▸ **Your task**: Transcribe all the entries word for word, but omit the images.

▸ **Items**:
╭──
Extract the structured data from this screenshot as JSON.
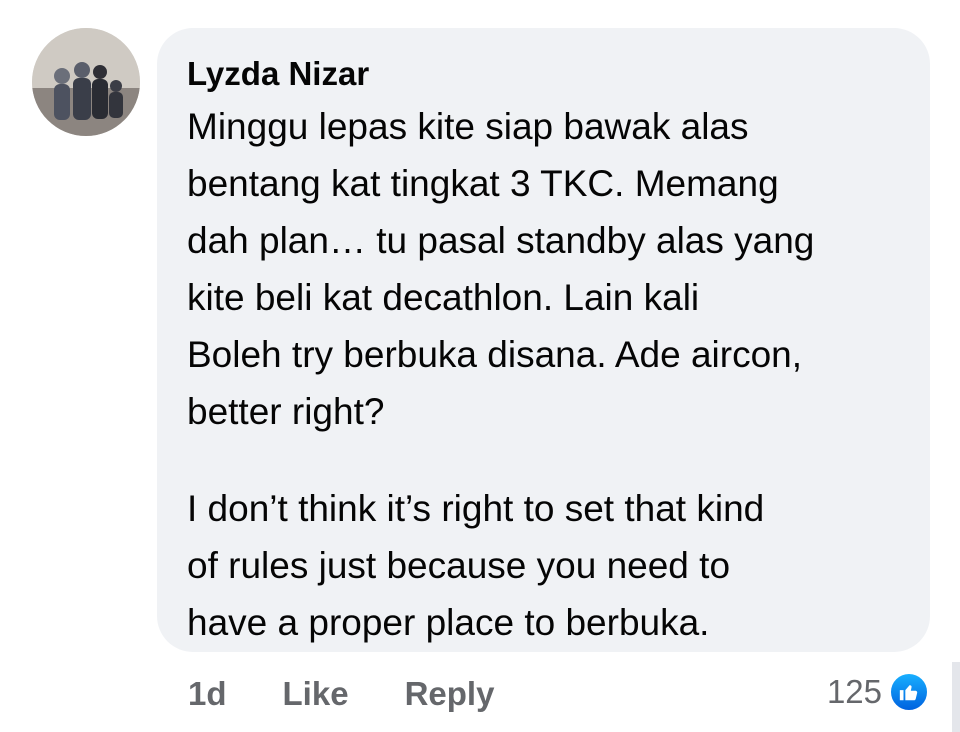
{
  "comment": {
    "author": "Lyzda Nizar",
    "body": [
      "Minggu lepas kite siap bawak alas\nbentang kat tingkat 3 TKC. Memang\ndah plan… tu pasal standby alas yang\nkite beli kat decathlon. Lain kali\nBoleh try berbuka disana. Ade aircon,\nbetter right?",
      "I don’t think it’s right to set that kind\nof rules just because you need to\nhave a proper place to berbuka."
    ],
    "timestamp": "1d",
    "like_label": "Like",
    "reply_label": "Reply",
    "reaction_count": "125",
    "reaction_icon": "thumbs-up-icon",
    "colors": {
      "bubble": "#f0f2f5",
      "meta_text": "#65676b",
      "like_blue": "#1877f2"
    }
  }
}
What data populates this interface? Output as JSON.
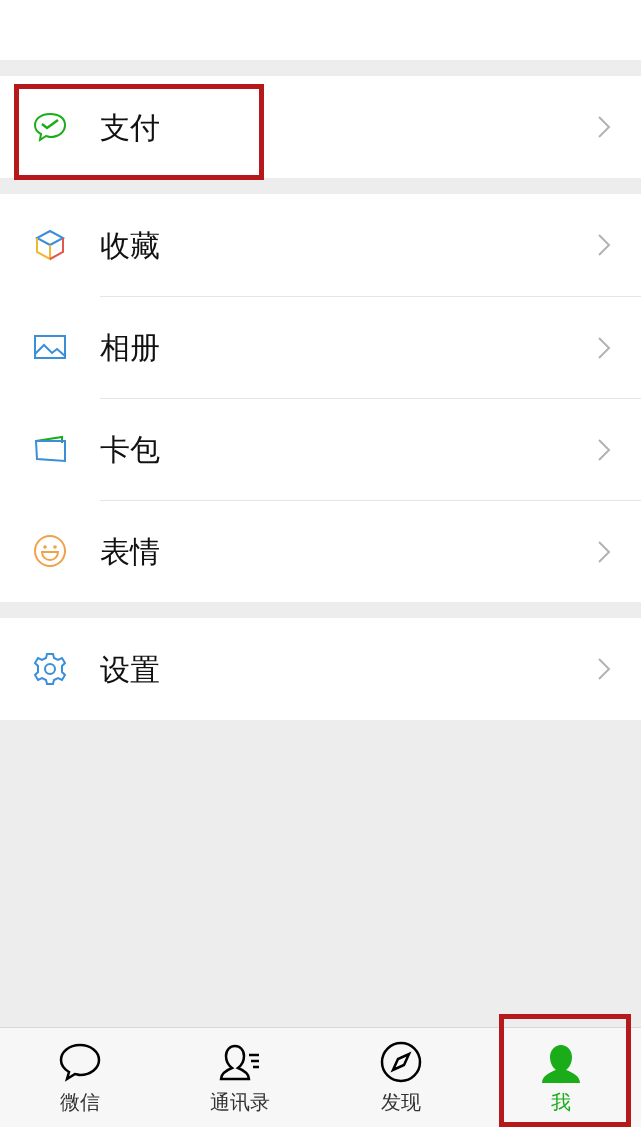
{
  "sections": [
    {
      "items": [
        {
          "label": "支付",
          "highlighted": true
        }
      ]
    },
    {
      "items": [
        {
          "label": "收藏",
          "highlighted": false
        },
        {
          "label": "相册",
          "highlighted": false
        },
        {
          "label": "卡包",
          "highlighted": false
        },
        {
          "label": "表情",
          "highlighted": false
        }
      ]
    },
    {
      "items": [
        {
          "label": "设置",
          "highlighted": false
        }
      ]
    }
  ],
  "tab_bar": {
    "tabs": [
      {
        "label": "微信",
        "selected": false,
        "highlighted": false
      },
      {
        "label": "通讯录",
        "selected": false,
        "highlighted": false
      },
      {
        "label": "发现",
        "selected": false,
        "highlighted": false
      },
      {
        "label": "我",
        "selected": true,
        "highlighted": true
      }
    ]
  }
}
╰──
▸ **Full solution**:
Extract the structured data from this screenshot as JSON.
{
  "comment": {
    "author": "Lyzda Nizar",
    "body": [
      "Minggu lepas kite siap bawak alas\nbentang kat tingkat 3 TKC. Memang\ndah plan… tu pasal standby alas yang\nkite beli kat decathlon. Lain kali\nBoleh try berbuka disana. Ade aircon,\nbetter right?",
      "I don’t think it’s right to set that kind\nof rules just because you need to\nhave a proper place to berbuka."
    ],
    "timestamp": "1d",
    "like_label": "Like",
    "reply_label": "Reply",
    "reaction_count": "125",
    "reaction_icon": "thumbs-up-icon",
    "colors": {
      "bubble": "#f0f2f5",
      "meta_text": "#65676b",
      "like_blue": "#1877f2"
    }
  }
}
What data populates this interface? Output as JSON.
{
  "sections": [
    {
      "items": [
        {
          "label": "支付",
          "highlighted": true
        }
      ]
    },
    {
      "items": [
        {
          "label": "收藏",
          "highlighted": false
        },
        {
          "label": "相册",
          "highlighted": false
        },
        {
          "label": "卡包",
          "highlighted": false
        },
        {
          "label": "表情",
          "highlighted": false
        }
      ]
    },
    {
      "items": [
        {
          "label": "设置",
          "highlighted": false
        }
      ]
    }
  ],
  "tab_bar": {
    "tabs": [
      {
        "label": "微信",
        "selected": false,
        "highlighted": false
      },
      {
        "label": "通讯录",
        "selected": false,
        "highlighted": false
      },
      {
        "label": "发现",
        "selected": false,
        "highlighted": false
      },
      {
        "label": "我",
        "selected": true,
        "highlighted": true
      }
    ]
  }
}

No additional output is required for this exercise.